● **TASK BRIEF**: Type out the material below exactly.

● **DATA TO USE**:
## start

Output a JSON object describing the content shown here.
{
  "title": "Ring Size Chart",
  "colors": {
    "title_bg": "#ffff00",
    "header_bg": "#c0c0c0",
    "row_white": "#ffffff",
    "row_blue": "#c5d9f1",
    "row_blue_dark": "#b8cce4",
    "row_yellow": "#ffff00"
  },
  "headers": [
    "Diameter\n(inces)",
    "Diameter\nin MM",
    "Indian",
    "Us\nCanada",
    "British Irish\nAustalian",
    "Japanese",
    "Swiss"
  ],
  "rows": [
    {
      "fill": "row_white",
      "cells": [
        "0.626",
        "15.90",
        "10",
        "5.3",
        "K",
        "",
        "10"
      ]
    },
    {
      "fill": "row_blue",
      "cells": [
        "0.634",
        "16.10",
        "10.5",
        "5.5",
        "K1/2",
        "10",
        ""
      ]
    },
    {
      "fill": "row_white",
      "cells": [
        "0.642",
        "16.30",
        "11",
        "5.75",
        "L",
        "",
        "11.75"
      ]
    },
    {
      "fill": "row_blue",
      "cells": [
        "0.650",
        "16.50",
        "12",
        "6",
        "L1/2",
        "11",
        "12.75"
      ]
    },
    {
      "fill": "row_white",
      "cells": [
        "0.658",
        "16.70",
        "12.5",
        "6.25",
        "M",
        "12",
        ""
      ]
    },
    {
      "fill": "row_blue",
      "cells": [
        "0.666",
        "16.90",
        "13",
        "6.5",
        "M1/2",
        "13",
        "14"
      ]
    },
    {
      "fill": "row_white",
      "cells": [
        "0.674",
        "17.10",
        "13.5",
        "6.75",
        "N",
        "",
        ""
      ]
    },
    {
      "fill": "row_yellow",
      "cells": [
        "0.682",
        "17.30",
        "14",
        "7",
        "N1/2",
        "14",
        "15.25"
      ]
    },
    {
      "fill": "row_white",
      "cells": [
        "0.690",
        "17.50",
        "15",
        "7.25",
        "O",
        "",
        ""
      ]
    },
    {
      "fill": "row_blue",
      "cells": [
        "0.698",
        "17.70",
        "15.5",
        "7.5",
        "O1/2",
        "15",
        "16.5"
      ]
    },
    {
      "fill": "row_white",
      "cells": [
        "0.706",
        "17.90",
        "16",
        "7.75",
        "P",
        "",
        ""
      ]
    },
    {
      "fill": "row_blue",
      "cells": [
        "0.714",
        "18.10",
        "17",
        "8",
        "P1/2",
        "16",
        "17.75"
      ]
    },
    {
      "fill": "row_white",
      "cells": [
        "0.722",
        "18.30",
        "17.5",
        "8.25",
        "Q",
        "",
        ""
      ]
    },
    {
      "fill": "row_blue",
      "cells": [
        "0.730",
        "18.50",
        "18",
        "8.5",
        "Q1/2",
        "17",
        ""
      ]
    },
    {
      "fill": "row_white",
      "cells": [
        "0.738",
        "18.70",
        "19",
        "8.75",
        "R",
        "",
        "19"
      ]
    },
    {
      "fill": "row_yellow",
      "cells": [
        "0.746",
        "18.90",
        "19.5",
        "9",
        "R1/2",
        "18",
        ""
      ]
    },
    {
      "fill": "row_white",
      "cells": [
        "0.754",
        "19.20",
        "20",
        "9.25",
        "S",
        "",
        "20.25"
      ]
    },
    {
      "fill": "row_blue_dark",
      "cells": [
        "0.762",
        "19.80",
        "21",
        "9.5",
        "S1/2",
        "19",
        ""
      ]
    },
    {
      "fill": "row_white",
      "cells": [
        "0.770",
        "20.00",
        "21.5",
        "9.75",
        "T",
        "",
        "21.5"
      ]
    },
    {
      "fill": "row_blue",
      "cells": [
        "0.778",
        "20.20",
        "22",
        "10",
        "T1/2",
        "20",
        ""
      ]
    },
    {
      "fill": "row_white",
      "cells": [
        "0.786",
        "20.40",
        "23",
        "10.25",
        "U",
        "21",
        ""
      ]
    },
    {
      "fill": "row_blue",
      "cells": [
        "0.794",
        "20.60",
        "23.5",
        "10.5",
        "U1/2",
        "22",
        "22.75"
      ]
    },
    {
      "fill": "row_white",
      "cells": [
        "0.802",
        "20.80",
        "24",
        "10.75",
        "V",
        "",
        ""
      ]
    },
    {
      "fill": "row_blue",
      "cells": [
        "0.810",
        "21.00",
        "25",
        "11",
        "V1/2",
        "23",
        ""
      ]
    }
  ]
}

## end

● **RESPONSE**:
Output a JSON object describing the content shown here.
{
  "title": "Ring Size Chart",
  "colors": {
    "title_bg": "#ffff00",
    "header_bg": "#c0c0c0",
    "row_white": "#ffffff",
    "row_blue": "#c5d9f1",
    "row_blue_dark": "#b8cce4",
    "row_yellow": "#ffff00"
  },
  "headers": [
    "Diameter\n(inces)",
    "Diameter\nin MM",
    "Indian",
    "Us\nCanada",
    "British Irish\nAustalian",
    "Japanese",
    "Swiss"
  ],
  "rows": [
    {
      "fill": "row_white",
      "cells": [
        "0.626",
        "15.90",
        "10",
        "5.3",
        "K",
        "",
        "10"
      ]
    },
    {
      "fill": "row_blue",
      "cells": [
        "0.634",
        "16.10",
        "10.5",
        "5.5",
        "K1/2",
        "10",
        ""
      ]
    },
    {
      "fill": "row_white",
      "cells": [
        "0.642",
        "16.30",
        "11",
        "5.75",
        "L",
        "",
        "11.75"
      ]
    },
    {
      "fill": "row_blue",
      "cells": [
        "0.650",
        "16.50",
        "12",
        "6",
        "L1/2",
        "11",
        "12.75"
      ]
    },
    {
      "fill": "row_white",
      "cells": [
        "0.658",
        "16.70",
        "12.5",
        "6.25",
        "M",
        "12",
        ""
      ]
    },
    {
      "fill": "row_blue",
      "cells": [
        "0.666",
        "16.90",
        "13",
        "6.5",
        "M1/2",
        "13",
        "14"
      ]
    },
    {
      "fill": "row_white",
      "cells": [
        "0.674",
        "17.10",
        "13.5",
        "6.75",
        "N",
        "",
        ""
      ]
    },
    {
      "fill": "row_yellow",
      "cells": [
        "0.682",
        "17.30",
        "14",
        "7",
        "N1/2",
        "14",
        "15.25"
      ]
    },
    {
      "fill": "row_white",
      "cells": [
        "0.690",
        "17.50",
        "15",
        "7.25",
        "O",
        "",
        ""
      ]
    },
    {
      "fill": "row_blue",
      "cells": [
        "0.698",
        "17.70",
        "15.5",
        "7.5",
        "O1/2",
        "15",
        "16.5"
      ]
    },
    {
      "fill": "row_white",
      "cells": [
        "0.706",
        "17.90",
        "16",
        "7.75",
        "P",
        "",
        ""
      ]
    },
    {
      "fill": "row_blue",
      "cells": [
        "0.714",
        "18.10",
        "17",
        "8",
        "P1/2",
        "16",
        "17.75"
      ]
    },
    {
      "fill": "row_white",
      "cells": [
        "0.722",
        "18.30",
        "17.5",
        "8.25",
        "Q",
        "",
        ""
      ]
    },
    {
      "fill": "row_blue",
      "cells": [
        "0.730",
        "18.50",
        "18",
        "8.5",
        "Q1/2",
        "17",
        ""
      ]
    },
    {
      "fill": "row_white",
      "cells": [
        "0.738",
        "18.70",
        "19",
        "8.75",
        "R",
        "",
        "19"
      ]
    },
    {
      "fill": "row_yellow",
      "cells": [
        "0.746",
        "18.90",
        "19.5",
        "9",
        "R1/2",
        "18",
        ""
      ]
    },
    {
      "fill": "row_white",
      "cells": [
        "0.754",
        "19.20",
        "20",
        "9.25",
        "S",
        "",
        "20.25"
      ]
    },
    {
      "fill": "row_blue_dark",
      "cells": [
        "0.762",
        "19.80",
        "21",
        "9.5",
        "S1/2",
        "19",
        ""
      ]
    },
    {
      "fill": "row_white",
      "cells": [
        "0.770",
        "20.00",
        "21.5",
        "9.75",
        "T",
        "",
        "21.5"
      ]
    },
    {
      "fill": "row_blue",
      "cells": [
        "0.778",
        "20.20",
        "22",
        "10",
        "T1/2",
        "20",
        ""
      ]
    },
    {
      "fill": "row_white",
      "cells": [
        "0.786",
        "20.40",
        "23",
        "10.25",
        "U",
        "21",
        ""
      ]
    },
    {
      "fill": "row_blue",
      "cells": [
        "0.794",
        "20.60",
        "23.5",
        "10.5",
        "U1/2",
        "22",
        "22.75"
      ]
    },
    {
      "fill": "row_white",
      "cells": [
        "0.802",
        "20.80",
        "24",
        "10.75",
        "V",
        "",
        ""
      ]
    },
    {
      "fill": "row_blue",
      "cells": [
        "0.810",
        "21.00",
        "25",
        "11",
        "V1/2",
        "23",
        ""
      ]
    }
  ]
}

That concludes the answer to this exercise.